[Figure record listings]
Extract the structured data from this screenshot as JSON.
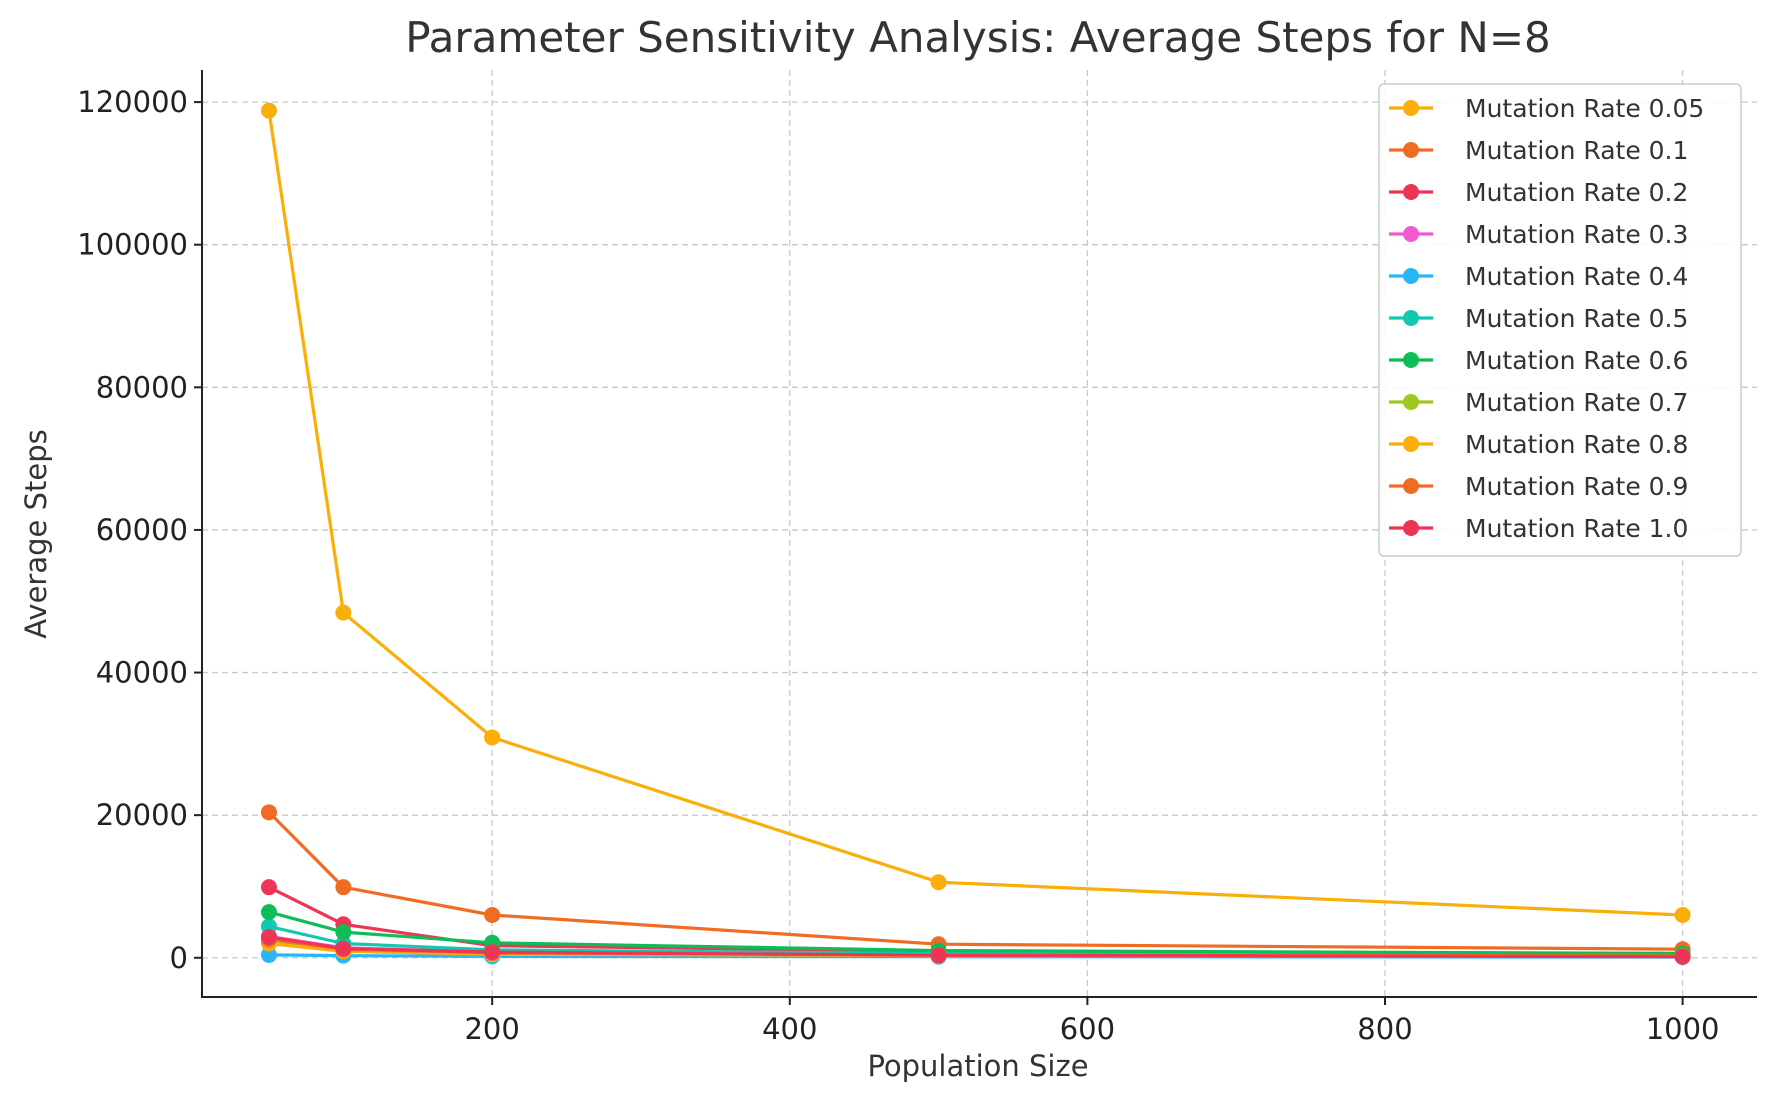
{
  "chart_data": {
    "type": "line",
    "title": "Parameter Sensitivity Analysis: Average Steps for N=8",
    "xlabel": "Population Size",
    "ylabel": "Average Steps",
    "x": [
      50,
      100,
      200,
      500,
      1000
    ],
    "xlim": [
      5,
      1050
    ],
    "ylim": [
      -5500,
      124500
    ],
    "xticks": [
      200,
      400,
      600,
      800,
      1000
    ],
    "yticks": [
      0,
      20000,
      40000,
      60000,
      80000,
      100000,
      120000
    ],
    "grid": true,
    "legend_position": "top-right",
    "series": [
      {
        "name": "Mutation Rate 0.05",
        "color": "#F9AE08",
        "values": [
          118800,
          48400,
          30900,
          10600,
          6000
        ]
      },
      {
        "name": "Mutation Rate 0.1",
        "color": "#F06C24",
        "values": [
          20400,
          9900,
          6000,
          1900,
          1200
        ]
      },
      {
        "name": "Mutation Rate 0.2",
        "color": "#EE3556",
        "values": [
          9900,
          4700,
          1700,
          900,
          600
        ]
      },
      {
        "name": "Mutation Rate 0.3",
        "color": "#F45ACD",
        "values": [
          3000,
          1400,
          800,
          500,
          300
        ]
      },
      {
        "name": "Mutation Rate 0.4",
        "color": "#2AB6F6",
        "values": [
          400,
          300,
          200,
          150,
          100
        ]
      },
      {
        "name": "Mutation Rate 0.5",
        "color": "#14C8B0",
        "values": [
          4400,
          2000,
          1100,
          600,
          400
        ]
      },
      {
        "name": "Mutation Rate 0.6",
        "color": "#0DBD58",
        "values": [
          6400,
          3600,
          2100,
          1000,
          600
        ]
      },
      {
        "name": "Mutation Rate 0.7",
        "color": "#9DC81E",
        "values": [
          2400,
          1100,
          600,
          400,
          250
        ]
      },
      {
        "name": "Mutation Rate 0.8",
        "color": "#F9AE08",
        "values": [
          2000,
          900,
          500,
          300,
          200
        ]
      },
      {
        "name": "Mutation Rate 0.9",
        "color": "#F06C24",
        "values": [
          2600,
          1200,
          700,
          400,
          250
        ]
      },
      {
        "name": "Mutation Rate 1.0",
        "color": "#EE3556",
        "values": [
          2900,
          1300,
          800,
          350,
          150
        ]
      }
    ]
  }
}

_EXERCISE_
From the data above, write out everything exactly except the pictures.

_EXERCISE RESPONSE_
Extract the structured data from this screenshot as JSON.
{
  "chart_data": {
    "type": "line",
    "title": "Parameter Sensitivity Analysis: Average Steps for N=8",
    "xlabel": "Population Size",
    "ylabel": "Average Steps",
    "x": [
      50,
      100,
      200,
      500,
      1000
    ],
    "xlim": [
      5,
      1050
    ],
    "ylim": [
      -5500,
      124500
    ],
    "xticks": [
      200,
      400,
      600,
      800,
      1000
    ],
    "yticks": [
      0,
      20000,
      40000,
      60000,
      80000,
      100000,
      120000
    ],
    "grid": true,
    "legend_position": "top-right",
    "series": [
      {
        "name": "Mutation Rate 0.05",
        "color": "#F9AE08",
        "values": [
          118800,
          48400,
          30900,
          10600,
          6000
        ]
      },
      {
        "name": "Mutation Rate 0.1",
        "color": "#F06C24",
        "values": [
          20400,
          9900,
          6000,
          1900,
          1200
        ]
      },
      {
        "name": "Mutation Rate 0.2",
        "color": "#EE3556",
        "values": [
          9900,
          4700,
          1700,
          900,
          600
        ]
      },
      {
        "name": "Mutation Rate 0.3",
        "color": "#F45ACD",
        "values": [
          3000,
          1400,
          800,
          500,
          300
        ]
      },
      {
        "name": "Mutation Rate 0.4",
        "color": "#2AB6F6",
        "values": [
          400,
          300,
          200,
          150,
          100
        ]
      },
      {
        "name": "Mutation Rate 0.5",
        "color": "#14C8B0",
        "values": [
          4400,
          2000,
          1100,
          600,
          400
        ]
      },
      {
        "name": "Mutation Rate 0.6",
        "color": "#0DBD58",
        "values": [
          6400,
          3600,
          2100,
          1000,
          600
        ]
      },
      {
        "name": "Mutation Rate 0.7",
        "color": "#9DC81E",
        "values": [
          2400,
          1100,
          600,
          400,
          250
        ]
      },
      {
        "name": "Mutation Rate 0.8",
        "color": "#F9AE08",
        "values": [
          2000,
          900,
          500,
          300,
          200
        ]
      },
      {
        "name": "Mutation Rate 0.9",
        "color": "#F06C24",
        "values": [
          2600,
          1200,
          700,
          400,
          250
        ]
      },
      {
        "name": "Mutation Rate 1.0",
        "color": "#EE3556",
        "values": [
          2900,
          1300,
          800,
          350,
          150
        ]
      }
    ]
  }
}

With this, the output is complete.